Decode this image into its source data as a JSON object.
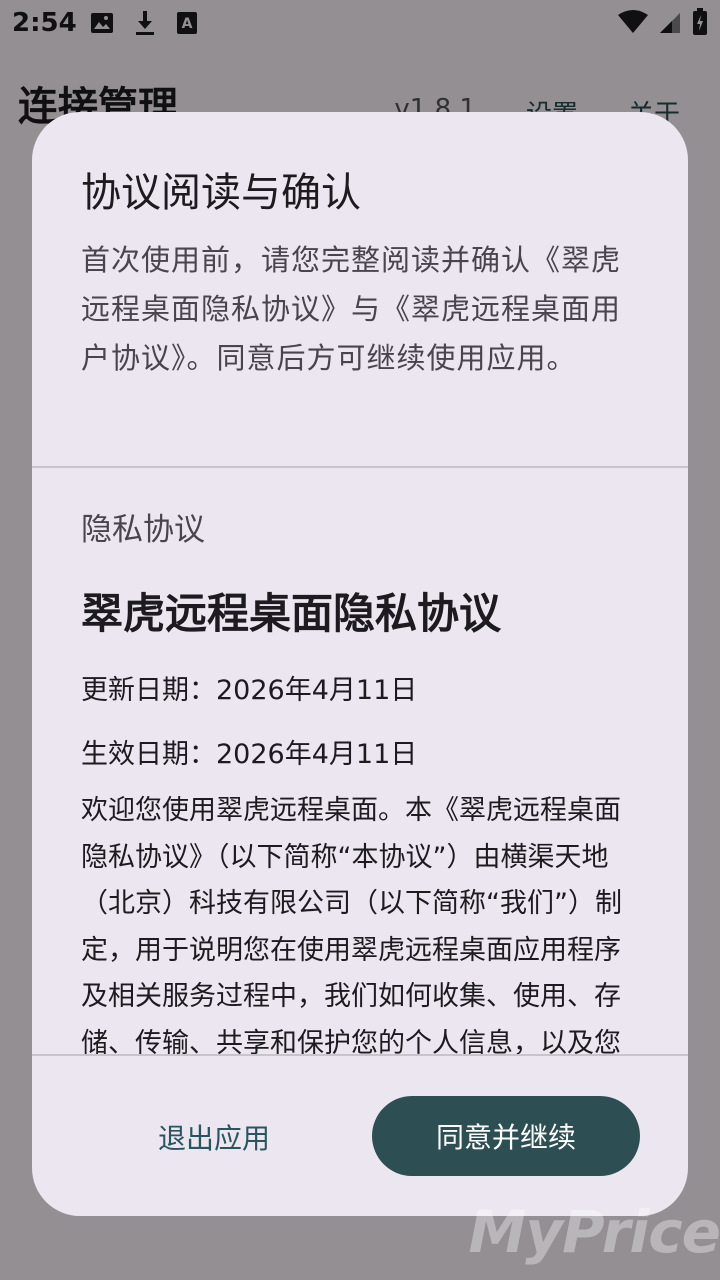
{
  "status_bar": {
    "time": "2:54"
  },
  "app_bar": {
    "title": "连接管理",
    "version": "v1.8.1",
    "settings": "设置",
    "about": "关于"
  },
  "dialog": {
    "title": "协议阅读与确认",
    "intro": "首次使用前，请您完整阅读并确认《翠虎远程桌面隐私协议》与《翠虎远程桌面用户协议》。同意后方可继续使用应用。",
    "section_label": "隐私协议",
    "doc_heading": "翠虎远程桌面隐私协议",
    "updated_date": "更新日期：2026年4月11日",
    "effective_date": "生效日期：2026年4月11日",
    "body": "欢迎您使用翠虎远程桌面。本《翠虎远程桌面隐私协议》（以下简称“本协议”）由横渠天地（北京）科技有限公司（以下简称“我们”）制定，用于说明您在使用翠虎远程桌面应用程序及相关服务过程中，我们如何收集、使用、存储、传输、共享和保护您的个人信息，以及您",
    "exit_button": "退出应用",
    "agree_button": "同意并继续"
  },
  "watermark": "MyPrice",
  "colors": {
    "primary": "#2d4e53",
    "dialog_bg": "#ece6f0",
    "scrim": "rgba(0,0,0,0.42)"
  }
}
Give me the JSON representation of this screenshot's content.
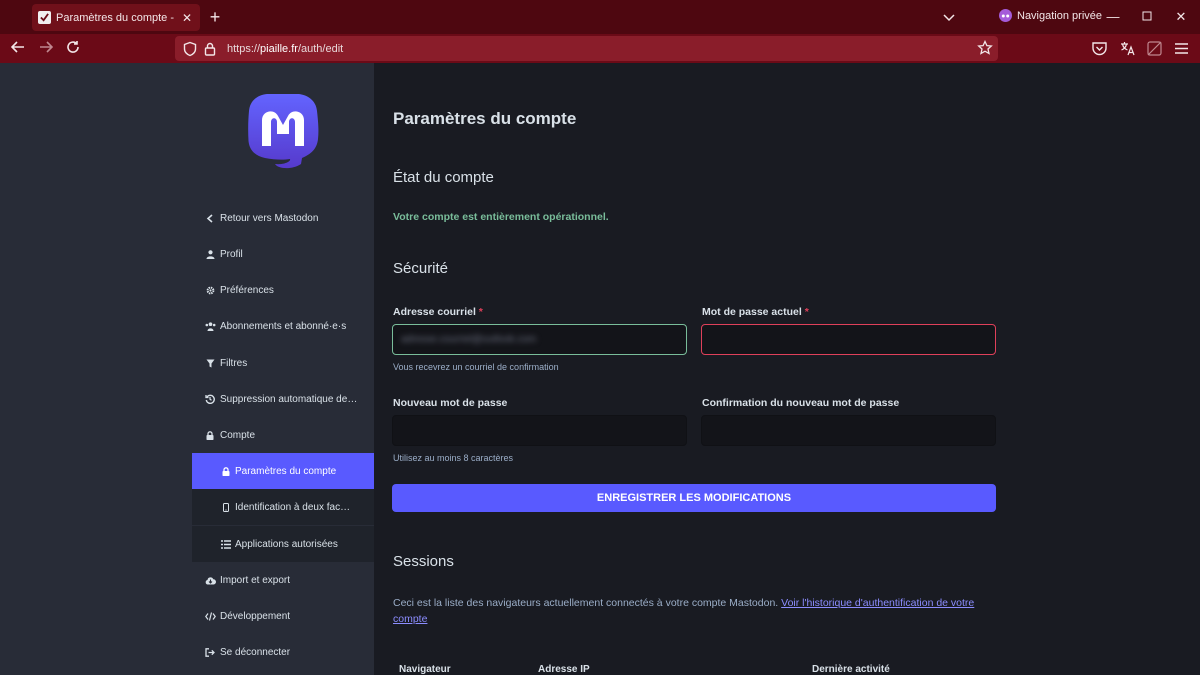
{
  "browser": {
    "tab_title": "Paramètres du compte - Piaille",
    "private_label": "Navigation privée",
    "url_prefix": "https://",
    "url_domain": "piaille.fr",
    "url_path": "/auth/edit"
  },
  "sidebar": {
    "items": [
      {
        "label": "Retour vers Mastodon",
        "icon": "chevron-left-icon"
      },
      {
        "label": "Profil",
        "icon": "user-icon"
      },
      {
        "label": "Préférences",
        "icon": "gear-icon"
      },
      {
        "label": "Abonnements et abonné·e·s",
        "icon": "users-icon"
      },
      {
        "label": "Filtres",
        "icon": "filter-icon"
      },
      {
        "label": "Suppression automatique de …",
        "icon": "history-icon"
      },
      {
        "label": "Compte",
        "icon": "lock-icon"
      },
      {
        "label": "Paramètres du compte",
        "icon": "lock-icon"
      },
      {
        "label": "Identification à deux fac…",
        "icon": "mobile-icon"
      },
      {
        "label": "Applications autorisées",
        "icon": "list-icon"
      },
      {
        "label": "Import et export",
        "icon": "cloud-download-icon"
      },
      {
        "label": "Développement",
        "icon": "code-icon"
      },
      {
        "label": "Se déconnecter",
        "icon": "sign-out-icon"
      }
    ]
  },
  "main": {
    "title": "Paramètres du compte",
    "status_heading": "État du compte",
    "status_text": "Votre compte est entièrement opérationnel.",
    "security_heading": "Sécurité",
    "email_label": "Adresse courriel",
    "email_value": "adresse.courriel@outlook.com",
    "email_hint": "Vous recevrez un courriel de confirmation",
    "current_password_label": "Mot de passe actuel",
    "required_mark": "*",
    "new_password_label": "Nouveau mot de passe",
    "new_password_hint": "Utilisez au moins 8 caractères",
    "confirm_password_label": "Confirmation du nouveau mot de passe",
    "save_button": "ENREGISTRER LES MODIFICATIONS",
    "sessions_heading": "Sessions",
    "sessions_text": "Ceci est la liste des navigateurs actuellement connectés à votre compte Mastodon.",
    "sessions_link": "Voir l'historique d'authentification de votre compte",
    "table_headers": [
      "Navigateur",
      "Adresse IP",
      "Dernière activité"
    ]
  },
  "colors": {
    "accent": "#595aff",
    "success": "#79bd9a",
    "error": "#df405a",
    "browser_frame": "#6b0a17"
  }
}
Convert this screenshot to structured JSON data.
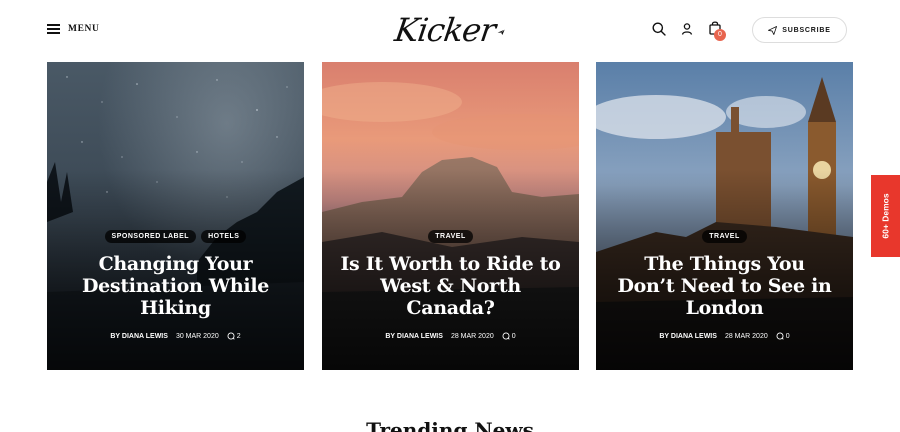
{
  "header": {
    "menu_label": "MENU",
    "logo_text": "Kicker",
    "subscribe_label": "SUBSCRIBE",
    "cart_count": "0"
  },
  "posts": [
    {
      "tags": [
        "SPONSORED LABEL",
        "HOTELS"
      ],
      "title": "Changing Your Destination While Hiking",
      "author_prefix": "BY",
      "author": "DIANA LEWIS",
      "date": "30 MAR 2020",
      "comments": "2"
    },
    {
      "tags": [
        "TRAVEL"
      ],
      "title": "Is It Worth to Ride to West & North Canada?",
      "author_prefix": "BY",
      "author": "DIANA LEWIS",
      "date": "28 MAR 2020",
      "comments": "0"
    },
    {
      "tags": [
        "TRAVEL"
      ],
      "title": "The Things You Don’t Need to See in London",
      "author_prefix": "BY",
      "author": "DIANA LEWIS",
      "date": "28 MAR 2020",
      "comments": "0"
    }
  ],
  "demos_tab_label": "60+ Demos",
  "section_heading": "Trending News",
  "colors": {
    "accent": "#e8654f",
    "demos_tab": "#e8372c",
    "text": "#111111"
  }
}
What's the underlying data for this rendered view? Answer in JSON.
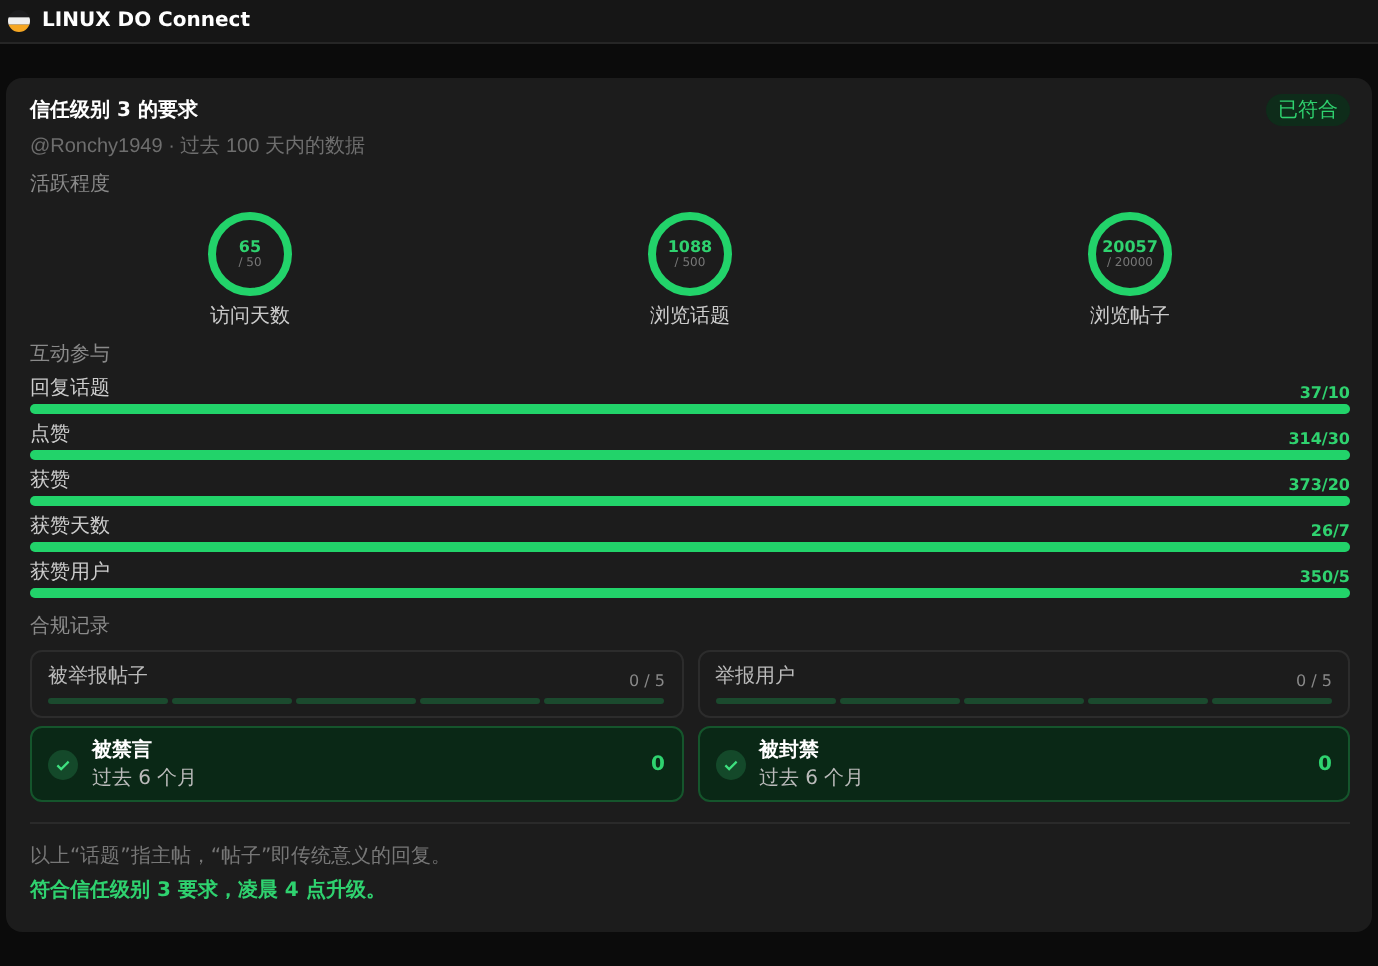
{
  "app": {
    "title": "LINUX DO Connect"
  },
  "card": {
    "title": "信任级别 3 的要求",
    "badge": "已符合",
    "subtitle": "@Ronchy1949 · 过去 100 天内的数据"
  },
  "activity": {
    "heading": "活跃程度",
    "rings": [
      {
        "value": "65",
        "target": "/ 50",
        "label": "访问天数"
      },
      {
        "value": "1088",
        "target": "/ 500",
        "label": "浏览话题"
      },
      {
        "value": "20057",
        "target": "/ 20000",
        "label": "浏览帖子"
      }
    ]
  },
  "interaction": {
    "heading": "互动参与",
    "bars": [
      {
        "label": "回复话题",
        "reading": "37/10",
        "level": 1
      },
      {
        "label": "点赞",
        "reading": "314/30",
        "level": 1
      },
      {
        "label": "获赞",
        "reading": "373/20",
        "level": 1
      },
      {
        "label": "获赞天数",
        "reading": "26/7",
        "level": 1
      },
      {
        "label": "获赞用户",
        "reading": "350/5",
        "level": 1
      }
    ]
  },
  "compliance": {
    "heading": "合规记录",
    "reports": [
      {
        "label": "被举报帖子",
        "reading": "0 / 5"
      },
      {
        "label": "举报用户",
        "reading": "0 / 5"
      }
    ],
    "records": [
      {
        "label": "被禁言",
        "period": "过去 6 个月",
        "count": "0",
        "passed": true
      },
      {
        "label": "被封禁",
        "period": "过去 6 个月",
        "count": "0",
        "passed": true
      }
    ]
  },
  "footer": {
    "note": "以上“话题”指主帖，“帖子”即传统意义的回复。",
    "result": "符合信任级别 3 要求，凌晨 4 点升级。"
  }
}
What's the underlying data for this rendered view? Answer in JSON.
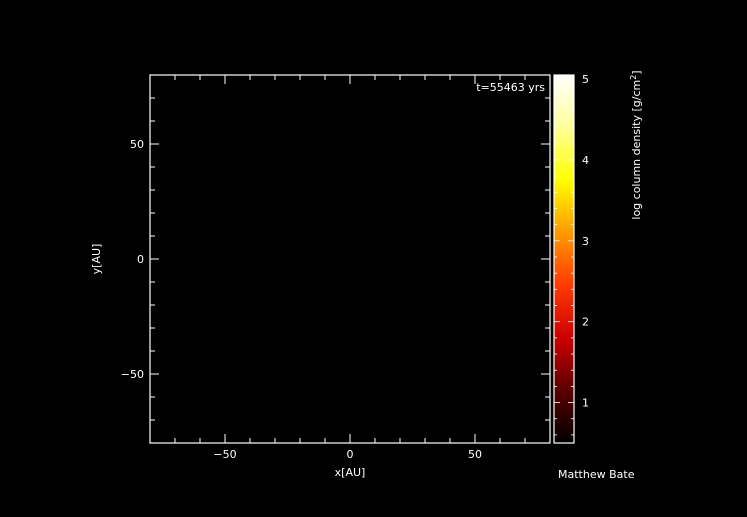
{
  "chart_data": {
    "type": "heatmap",
    "title": "",
    "annotation": "t=55463 yrs",
    "xlabel": "x[AU]",
    "ylabel": "y[AU]",
    "xlim": [
      -80,
      80
    ],
    "ylim": [
      -80,
      80
    ],
    "x_ticks": [
      -50,
      0,
      50
    ],
    "y_ticks": [
      -50,
      0,
      50
    ],
    "x_tick_labels": [
      "−50",
      "0",
      "50"
    ],
    "y_tick_labels": [
      "−50",
      "0",
      "50"
    ],
    "grid": false,
    "image": "empty black field",
    "colorbar": {
      "label": "log column density [g/cm",
      "label_superscript": "2",
      "label_end": "]",
      "range": [
        0.5,
        5.05
      ],
      "ticks": [
        1,
        2,
        3,
        4,
        5
      ],
      "tick_labels": [
        "1",
        "2",
        "3",
        "4",
        "5"
      ],
      "colormap": [
        "#000000",
        "#5a0000",
        "#cc0000",
        "#ff3a00",
        "#ff9a00",
        "#ffff00",
        "#ffff99",
        "#ffffff"
      ]
    },
    "credit": "Matthew Bate"
  },
  "colors": {
    "background": "#000000",
    "foreground": "#ffffff"
  }
}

-*-

Aim of the exercise -
Every entry above is to be set down exactly; the pictures are to be left out.

Exercise result -
Decode this image into its source data as a JSON object.
{
  "status_bar": {
    "time": "2:54"
  },
  "app_bar": {
    "title": "连接管理",
    "version": "v1.8.1",
    "settings": "设置",
    "about": "关于"
  },
  "dialog": {
    "title": "协议阅读与确认",
    "intro": "首次使用前，请您完整阅读并确认《翠虎远程桌面隐私协议》与《翠虎远程桌面用户协议》。同意后方可继续使用应用。",
    "section_label": "隐私协议",
    "doc_heading": "翠虎远程桌面隐私协议",
    "updated_date": "更新日期：2026年4月11日",
    "effective_date": "生效日期：2026年4月11日",
    "body": "欢迎您使用翠虎远程桌面。本《翠虎远程桌面隐私协议》（以下简称“本协议”）由横渠天地（北京）科技有限公司（以下简称“我们”）制定，用于说明您在使用翠虎远程桌面应用程序及相关服务过程中，我们如何收集、使用、存储、传输、共享和保护您的个人信息，以及您",
    "exit_button": "退出应用",
    "agree_button": "同意并继续"
  },
  "watermark": "MyPrice",
  "colors": {
    "primary": "#2d4e53",
    "dialog_bg": "#ece6f0",
    "scrim": "rgba(0,0,0,0.42)"
  }
}
Give me the JSON representation of this screenshot's content.
{
  "browser": {
    "tab_title": "Paramètres du compte - Piaille",
    "private_label": "Navigation privée",
    "url_prefix": "https://",
    "url_domain": "piaille.fr",
    "url_path": "/auth/edit"
  },
  "sidebar": {
    "items": [
      {
        "label": "Retour vers Mastodon",
        "icon": "chevron-left-icon"
      },
      {
        "label": "Profil",
        "icon": "user-icon"
      },
      {
        "label": "Préférences",
        "icon": "gear-icon"
      },
      {
        "label": "Abonnements et abonné·e·s",
        "icon": "users-icon"
      },
      {
        "label": "Filtres",
        "icon": "filter-icon"
      },
      {
        "label": "Suppression automatique de …",
        "icon": "history-icon"
      },
      {
        "label": "Compte",
        "icon": "lock-icon"
      },
      {
        "label": "Paramètres du compte",
        "icon": "lock-icon"
      },
      {
        "label": "Identification à deux fac…",
        "icon": "mobile-icon"
      },
      {
        "label": "Applications autorisées",
        "icon": "list-icon"
      },
      {
        "label": "Import et export",
        "icon": "cloud-download-icon"
      },
      {
        "label": "Développement",
        "icon": "code-icon"
      },
      {
        "label": "Se déconnecter",
        "icon": "sign-out-icon"
      }
    ]
  },
  "main": {
    "title": "Paramètres du compte",
    "status_heading": "État du compte",
    "status_text": "Votre compte est entièrement opérationnel.",
    "security_heading": "Sécurité",
    "email_label": "Adresse courriel",
    "email_value": "adresse.courriel@outlook.com",
    "email_hint": "Vous recevrez un courriel de confirmation",
    "current_password_label": "Mot de passe actuel",
    "required_mark": "*",
    "new_password_label": "Nouveau mot de passe",
    "new_password_hint": "Utilisez au moins 8 caractères",
    "confirm_password_label": "Confirmation du nouveau mot de passe",
    "save_button": "ENREGISTRER LES MODIFICATIONS",
    "sessions_heading": "Sessions",
    "sessions_text": "Ceci est la liste des navigateurs actuellement connectés à votre compte Mastodon.",
    "sessions_link": "Voir l'historique d'authentification de votre compte",
    "table_headers": [
      "Navigateur",
      "Adresse IP",
      "Dernière activité"
    ]
  },
  "colors": {
    "accent": "#595aff",
    "success": "#79bd9a",
    "error": "#df405a",
    "browser_frame": "#6b0a17"
  }
}
Convert this screenshot to structured JSON data.
{
  "header": {
    "menu_label": "MENU",
    "logo_text": "Kicker",
    "subscribe_label": "SUBSCRIBE",
    "cart_count": "0"
  },
  "posts": [
    {
      "tags": [
        "SPONSORED LABEL",
        "HOTELS"
      ],
      "title": "Changing Your Destination While Hiking",
      "author_prefix": "BY",
      "author": "DIANA LEWIS",
      "date": "30 MAR 2020",
      "comments": "2"
    },
    {
      "tags": [
        "TRAVEL"
      ],
      "title": "Is It Worth to Ride to West & North Canada?",
      "author_prefix": "BY",
      "author": "DIANA LEWIS",
      "date": "28 MAR 2020",
      "comments": "0"
    },
    {
      "tags": [
        "TRAVEL"
      ],
      "title": "The Things You Don’t Need to See in London",
      "author_prefix": "BY",
      "author": "DIANA LEWIS",
      "date": "28 MAR 2020",
      "comments": "0"
    }
  ],
  "demos_tab_label": "60+ Demos",
  "section_heading": "Trending News",
  "colors": {
    "accent": "#e8654f",
    "demos_tab": "#e8372c",
    "text": "#111111"
  }
}
What's the underlying data for this rendered view? Answer in JSON.
{
  "app": {
    "title": "LINUX DO Connect"
  },
  "card": {
    "title": "信任级别 3 的要求",
    "badge": "已符合",
    "subtitle": "@Ronchy1949 · 过去 100 天内的数据"
  },
  "activity": {
    "heading": "活跃程度",
    "rings": [
      {
        "value": "65",
        "target": "/ 50",
        "label": "访问天数"
      },
      {
        "value": "1088",
        "target": "/ 500",
        "label": "浏览话题"
      },
      {
        "value": "20057",
        "target": "/ 20000",
        "label": "浏览帖子"
      }
    ]
  },
  "interaction": {
    "heading": "互动参与",
    "bars": [
      {
        "label": "回复话题",
        "reading": "37/10",
        "level": 1
      },
      {
        "label": "点赞",
        "reading": "314/30",
        "level": 1
      },
      {
        "label": "获赞",
        "reading": "373/20",
        "level": 1
      },
      {
        "label": "获赞天数",
        "reading": "26/7",
        "level": 1
      },
      {
        "label": "获赞用户",
        "reading": "350/5",
        "level": 1
      }
    ]
  },
  "compliance": {
    "heading": "合规记录",
    "reports": [
      {
        "label": "被举报帖子",
        "reading": "0 / 5"
      },
      {
        "label": "举报用户",
        "reading": "0 / 5"
      }
    ],
    "records": [
      {
        "label": "被禁言",
        "period": "过去 6 个月",
        "count": "0",
        "passed": true
      },
      {
        "label": "被封禁",
        "period": "过去 6 个月",
        "count": "0",
        "passed": true
      }
    ]
  },
  "footer": {
    "note": "以上“话题”指主帖，“帖子”即传统意义的回复。",
    "result": "符合信任级别 3 要求，凌晨 4 点升级。"
  }
}
What's the underlying data for this rendered view? Answer in JSON.
{
  "chart_data": {
    "type": "heatmap",
    "title": "",
    "annotation": "t=55463 yrs",
    "xlabel": "x[AU]",
    "ylabel": "y[AU]",
    "xlim": [
      -80,
      80
    ],
    "ylim": [
      -80,
      80
    ],
    "x_ticks": [
      -50,
      0,
      50
    ],
    "y_ticks": [
      -50,
      0,
      50
    ],
    "x_tick_labels": [
      "−50",
      "0",
      "50"
    ],
    "y_tick_labels": [
      "−50",
      "0",
      "50"
    ],
    "grid": false,
    "image": "empty black field",
    "colorbar": {
      "label": "log column density [g/cm",
      "label_superscript": "2",
      "label_end": "]",
      "range": [
        0.5,
        5.05
      ],
      "ticks": [
        1,
        2,
        3,
        4,
        5
      ],
      "tick_labels": [
        "1",
        "2",
        "3",
        "4",
        "5"
      ],
      "colormap": [
        "#000000",
        "#5a0000",
        "#cc0000",
        "#ff3a00",
        "#ff9a00",
        "#ffff00",
        "#ffff99",
        "#ffffff"
      ]
    },
    "credit": "Matthew Bate"
  },
  "colors": {
    "background": "#000000",
    "foreground": "#ffffff"
  }
}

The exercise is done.